## DIRECTIONS FOR THIS TASK
Each line of the records below that holds "OLIVEIRA" should be returned.

## INPUT DATA
.....
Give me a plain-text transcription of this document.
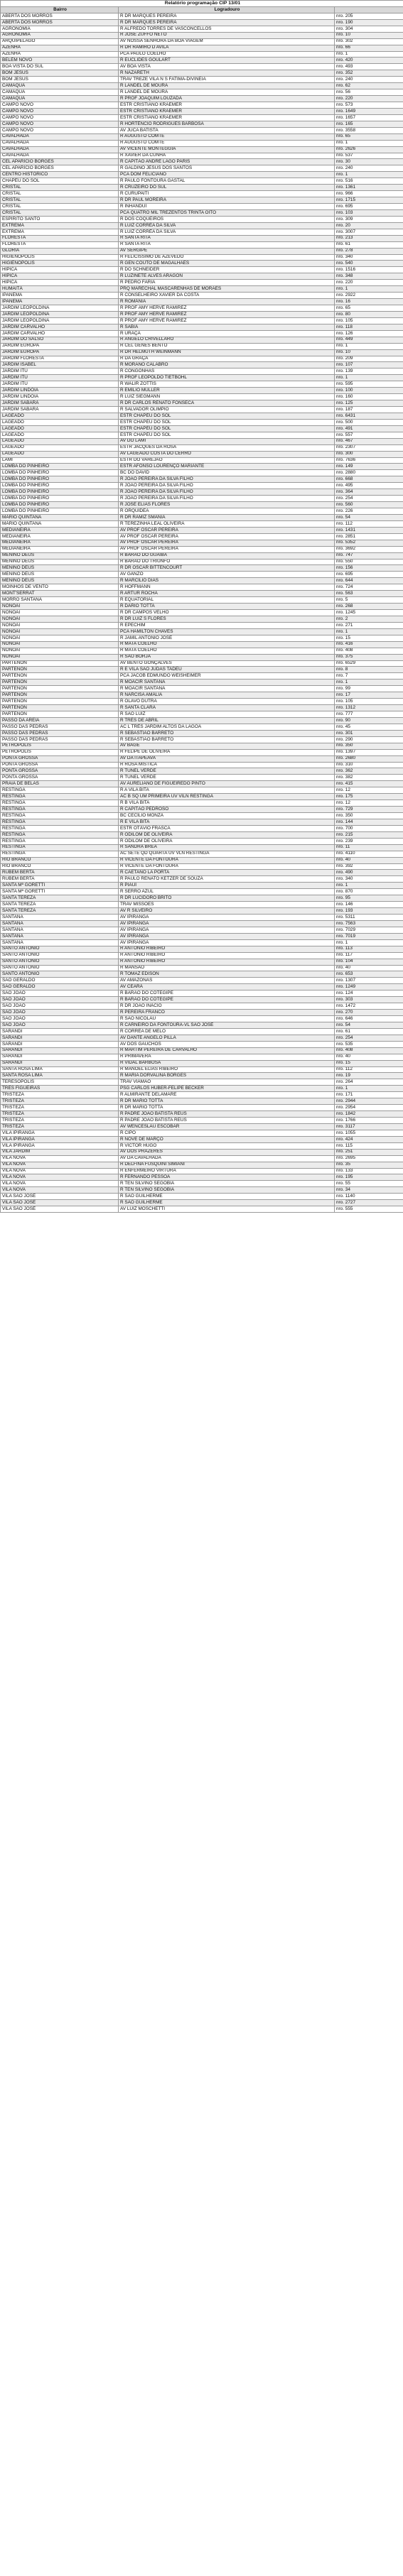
Relatório programação CIP 13/01		
Bairro	Logradouro	
ABERTA DOS MORROS	R DR MARQUES PEREIRA	nro. 205
ABERTA DOS MORROS	R DR MARQUES PEREIRA	nro. 190
AGRONOMIA	R ALFREDO TORRES DE VASCONCELLOS	nro. 304
AGRONOMIA	R JOSÉ ZUFFO NETO	nro. 10
ARQUIPÉLAGO	AV NOSSA SENHORA DA BOA VIAGEM	nro. 302
AZENHA	R DR RAMIRO D AVILA	nro. 66
AZENHA	PCA PAULO COELHO	nro. 1
BELÉM NOVO	R EUCLIDES GOULART	nro. 420
BOA VISTA DO SUL	AV BOA VISTA	nro. 493
BOM JESUS	R NAZARETH	nro. 352
BOM JESUS	TRAV TREZE VILA N S FATIMA-DIVINEIA	nro. 240
CAMAQUÃ	R LANDEL DE MOURA	nro. 62
CAMAQUÃ	R LANDEL DE MOURA	nro. 56
CAMAQUÃ	R PROF JOAQUIM LOUZADA	nro. 220
CAMPO NOVO	ESTR CRISTIANO KRAEMER	nro. 573
CAMPO NOVO	ESTR CRISTIANO KRAEMER	nro. 1649
CAMPO NOVO	ESTR CRISTIANO KRAEMER	nro. 1657
CAMPO NOVO	R HORTÊNCIO RODRIGUES BARBOSA	nro. 165
CAMPO NOVO	AV JUCA BATISTA	nro. 3558
CAVALHADA	R AUGUSTO COMTE	nro. 65
CAVALHADA	R AUGUSTO COMTE	nro. 1
CAVALHADA	AV VICENTE MONTEGGIA	nro. 2626
CAVALHADA	R XAVIER DA CUNHA	nro. 537
CEL APARÍCIO BORGES	R CAPITÃO ANDRÉ LAGO PARIS	nro. 30
CEL APARÍCIO BORGES	R GALDINO JESUS DOS SANTOS	nro. 240
CENTRO HISTÓRICO	PCA DOM FELICIANO	nro. 1
CHAPÉU DO SOL	R PAULO FONTOURA GASTAL	nro. 516
CRISTAL	R CRUZEIRO DO SUL	nro. 1361
CRISTAL	R CURUPAITI	nro. 966
CRISTAL	R DR PAUL MOREIRA	nro. 1715
CRISTAL	R INHANDUÍ	nro. 695
CRISTAL	PCA QUATRO MIL TREZENTOS TRINTA OITO	nro. 103
ESPÍRITO SANTO	R DOS COQUEIROS	nro. 309
EXTREMA	R LUIZ CORRÊA DA SILVA	nro. 20
EXTREMA	R LUIZ CORRÊA DA SILVA	nro. 3007
FLORESTA	R SANTA RITA	nro. 213
FLORESTA	R SANTA RITA	nro. 61
GLÓRIA	AV SERGIPE	nro. 278
HIGIENÓPOLIS	R FELICÍSSIMO DE AZEVEDO	nro. 340
HIGIENÓPOLIS	R GEN COUTO DE MAGALHÃES	nro. 540
HÍPICA	R DO SCHNEIDER	nro. 1516
HÍPICA	R LUZINETE ALVES ARAGON	nro. 348
HÍPICA	R PEDRO FARIA	nro. 220
HUMAITÁ	PRQ MARECHAL MASCARENHAS DE MORAES	nro. 1
IPANEMA	R CONSELHEIRO XAVIER DA COSTA	nro. 2922
IPANEMA	R ROMÂNIA	nro. 16
JARDIM LEOPOLDINA	R PROF AMY HERVÉ RAMIREZ	nro. 65
JARDIM LEOPOLDINA	R PROF AMY HERVÉ RAMIREZ	nro. 80
JARDIM LEOPOLDINA	R PROF AMY HERVÉ RAMIREZ	nro. 105
JARDIM CARVALHO	R SABIÁ	nro. 118
JARDIM CARVALHO	R URAÇA	nro. 126
JARDIM DO SALSO	R ÂNGELO CRIVELLARO	nro. 449
JARDIM EUROPA	R CEL GENES BENTO	nro. 1
JARDIM EUROPA	R DR HELMUTH WEINMANN	nro. 10
JARDIM FLORESTA	R DA GRAÇA	nro. 209
JARDIM ISABEL	R MORANO CALABRO	nro. 107
JARDIM ITU	R CONGONHAS	nro. 139
JARDIM ITU	R PROF LEOPOLDO TIETBOHL	nro. 1
JARDIM ITU	R WALIR ZOTTIS	nro. 595
JARDIM LINDÓIA	R EMÍLIO MÜLLER	nro. 100
JARDIM LINDÓIA	R LUIZ SIEGMANN	nro. 160
JARDIM SABARÁ	R DR CARLOS RENATO FONSECA	nro. 125
JARDIM SABARÁ	R SALVADOR OLIMPIO	nro. 187
LAGEADO	ESTR CHAPÉU DO SOL	nro. 6431
LAGEADO	ESTR CHAPÉU DO SOL	nro. 500
LAGEADO	ESTR CHAPÉU DO SOL	nro. 491
LAGEADO	ESTR CHAPÉU DO SOL	nro. 557
LAGEADO	AV DO LAMI	nro. 467
LAGEADO	ESTR JACQUES DA ROSA	nro. 2307
LAGEADO	AV LAGEADO COSTA DO CERRO	nro. 300
LAMI	ESTR DO VAREJÃO	nro. 7636
LOMBA DO PINHEIRO	ESTR AFONSO LOURENÇO MARIANTE	nro. 149
LOMBA DO PINHEIRO	BC DO DAVID	nro. 2880
LOMBA DO PINHEIRO	R JOÃO PEREIRA DA SILVA FILHO	nro. 668
LOMBA DO PINHEIRO	R JOÃO PEREIRA DA SILVA FILHO	nro. 495
LOMBA DO PINHEIRO	R JOÃO PEREIRA DA SILVA FILHO	nro. 364
LOMBA DO PINHEIRO	R JOÃO PEREIRA DA SILVA FILHO	nro. 254
LOMBA DO PINHEIRO	R JOSÉ ELIAS FLORES	nro. 560
LOMBA DO PINHEIRO	R ORQUÍDEA	nro. 226
MÁRIO QUINTANA	R DR RAMIZ SMANIA	nro. 54
MÁRIO QUINTANA	R TEREZINHA LEAL OLIVEIRA	nro. 112
MEDIANEIRA	AV PROF OSCAR PEREIRA	nro. 1431
MEDIANEIRA	AV PROF OSCAR PEREIRA	nro. 2851
MEDIANEIRA	AV PROF OSCAR PEREIRA	nro. 5352
MEDIANEIRA	AV PROF OSCAR PEREIRA	nro. 3692
MENINO DEUS	R BARÃO DO GUAÍBA	nro. 747
MENINO DEUS	R BARÃO DO TRIUNFO	nro. 550
MENINO DEUS	R DR OSCAR BITTENCOURT	nro. 156
MENINO DEUS	AV GANZO	nro. 695
MENINO DEUS	R MARCÍLIO DIAS	nro. 644
MOINHOS DE VENTO	R HOFFMANN	nro. 724
MONT'SERRAT	R ARTUR ROCHA	nro. 563
MORRO SANTANA	R EQUATORIAL	nro. 5
NONOAI	R DARIO TOTTA	nro. 268
NONOAI	R DR CAMPOS VELHO	nro. 1245
NONOAI	R DR LUIZ S FLORES	nro. 2
NONOAI	R EPECHIM	nro. 271
NONOAI	PCA HAMILTON CHAVES	nro. 1
NONOAI	R JAMIL ANTÔNIO JOSÉ	nro. 15
NONOAI	R MATA COELHO	nro. 416
NONOAI	R MATA COELHO	nro. 408
NONOAI	R SÃO BORJA	nro. 375
PARTENON	AV BENTO GONÇALVES	nro. 6529
PARTENON	R E VILA SÃO JUDAS TADEU	nro. 8
PARTENON	PCA JACOB EDMUNDO WEISHEIMER	nro. 7
PARTENON	R MOACIR SANTANA	nro. 1
PARTENON	R MOACIR SANTANA	nro. 99
PARTENON	R NARCISA AMÁLIA	nro. 17
PARTENON	R OLAVO DUTRA	nro. 105
PARTENON	R SANTA CLARA	nro. 1312
PARTENON	R SÃO LUIZ	nro. 777
PASSO DA AREIA	R TRÊS DE ABRIL	nro. 90
PASSO DAS PEDRAS	AC L TRÊS JARDIM ALTOS DA LAGOA	nro. 45
PASSO DAS PEDRAS	R SEBASTIÃO BARRETO	nro. 301
PASSO DAS PEDRAS	R SEBASTIÃO BARRETO	nro. 290
PETRÓPOLIS	AV BAGÉ	nro. 350
PETRÓPOLIS	R FELIPE DE OLIVEIRA	nro. 1397
PONTA GROSSA	AV DA ITAPEAVA	nro. 2680
PONTA GROSSA	R ROSA MÍSTICA	nro. 310
PONTA GROSSA	R TÚNEL VERDE	nro. 362
PONTA GROSSA	R TÚNEL VERDE	nro. 382
PRAIA DE BELAS	AV AURELIANO DE FIGUEIREDO PINTO	nro. 415
RESTINGA	R A VILA BITA	nro. 12
RESTINGA	AC B SQ UM PRIMEIRA UV VILN RESTINGA	nro. 175
RESTINGA	R B VILA BITA	nro. 12
RESTINGA	R CAPITÃO PEDROSO	nro. 729
RESTINGA	BC CECÍLIO MONZA	nro. 350
RESTINGA	R E VILA BITA	nro. 144
RESTINGA	ESTR OTÁVIO FRASCA	nro. 700
RESTINGA	R ODILOM DE OLIVEIRA	nro. 215
RESTINGA	R ODILOM DE OLIVEIRA	nro. 239
RESTINGA	R SANDRA BREA	nro. 11
RESTINGA	AC SETE QD QUARTA UV VLN RESTINGA	nro. 4110
RIO BRANCO	R VICENTE DA FONTOURA	nro. 40
RIO BRANCO	R VICENTE DA FONTOURA	nro. 392
RUBEM BERTA	R CAETANO LA PORTA	nro. 490
RUBEM BERTA	R PAULO RENATO KETZER DE SOUZA	nro. 340
SANTA Mª GORETTI	R PIAUÍ	nro. 1
SANTA Mª GORETTI	R SERRO AZUL	nro. 870
SANTA TEREZA	R DR LUCIDORO BRITO	nro. 95
SANTA TEREZA	TRAV MISSÕES	nro. 146
SANTA TEREZA	AV R SILVEIRO	nro. 193
SANTANA	AV IPIRANGA	nro. 5311
SANTANA	AV IPIRANGA	nro. 7563
SANTANA	AV IPIRANGA	nro. 7029
SANTANA	AV IPIRANGA	nro. 7019
SANTANA	AV IPIRANGA	nro. 1
SANTO ANTÔNIO	R ANTÔNIO RIBEIRO	nro. 113
SANTO ANTÔNIO	R ANTÔNIO RIBEIRO	nro. 117
SANTO ANTÔNIO	R ANTÔNIO RIBEIRO	nro. 104
SANTO ANTÔNIO	R MANSÃO	nro. 40
SANTO ANTÔNIO	R TOMAZ EDISON	nro. 653
SÃO GERALDO	AV AMAZONAS	nro. 1307
SÃO GERALDO	AV CEARÁ	nro. 1249
SÃO JOÃO	R BARÃO DO COTEGIPE	nro. 124
SÃO JOÃO	R BARÃO DO COTEGIPE	nro. 303
SÃO JOÃO	R DR JOÃO INÁCIO	nro. 1472
SÃO JOÃO	R PEREIRA FRANCO	nro. 270
SÃO JOÃO	R SÃO NICOLAU	nro. 646
SÃO JOÃO	R CARNEIRO DA FONTOURA-VL SÃO JOSÉ	nro. 54
SARANDI	R CORRÊA DE MELO	nro. 61
SARANDI	AV DANTE ANGELO PILLA	nro. 254
SARANDI	AV DOS GAÚCHOS	nro. 535
SARANDI	R MARTIM PEREIRA DE CARVALHO	nro. 408
SARANDI	R PRIMAVERA	nro. 40
SARANDI	R VIDAL BARBOSA	nro. 15
SANTA ROSA LIMA	R MANOEL ELIAS RIBEIRO	nro. 112
SANTA ROSA LIMA	R MARIA DORVALINA BORGES	nro. 19
TERESÓPOLIS	TRAV VIAMÃO	nro. 264
TRÊS FIGUEIRAS	PSG CARLOS HUBER-FELIPE BECKER	nro. 1
TRISTEZA	R ALMIRANTE DELAMARE	nro. 171
TRISTEZA	R DR MARIO TOTTA	nro. 2944
TRISTEZA	R DR MARIO TOTTA	nro. 2954
TRISTEZA	R PADRE JOÃO BATISTA REUS	nro. 1842
TRISTEZA	R PADRE JOÃO BATISTA REUS	nro. 1766
TRISTEZA	AV WENCESLAU ESCOBAR	nro. 3117
VILA IPIRANGA	R CIPÓ	nro. 1055
VILA IPIRANGA	R NOVE DE MARÇO	nro. 424
VILA IPIRANGA	R VICTOR HUGO	nro. 115
VILA JARDIM	AV DOS PRAZERES	nro. 251
VILA NOVA	AV DA CAVALHADA	nro. 2695
VILA NOVA	R DELFINA FUSQUINI SIMIANI	nro. 35
VILA NOVA	R ENFERMEIRO VIRTURA	nro. 133
VILA NOVA	R FERNANDO PESSOA	nro. 195
VILA NOVA	R TEN SILVINO SEGÓBIA	nro. 55
VILA NOVA	R TEN SILVINO SEGÓBIA	nro. 34
VILA SÃO JOSÉ	R SÃO GUILHERME	nro. 1140
VILA SÃO JOSÉ	R SÃO GUILHERME	nro. 2727
VILA SÃO JOSÉ	AV LUIZ MOSCHETTI	nro. 555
.....
## RESULT FOR THIS TASK
MÁRIO QUINTANA	R TEREZINHA LEAL OLIVEIRA	nro. 112
PETRÓPOLIS	R FELIPE DE OLIVEIRA	nro. 1397
RESTINGA	R ODILOM DE OLIVEIRA	nro. 215
RESTINGA	R ODILOM DE OLIVEIRA	nro. 239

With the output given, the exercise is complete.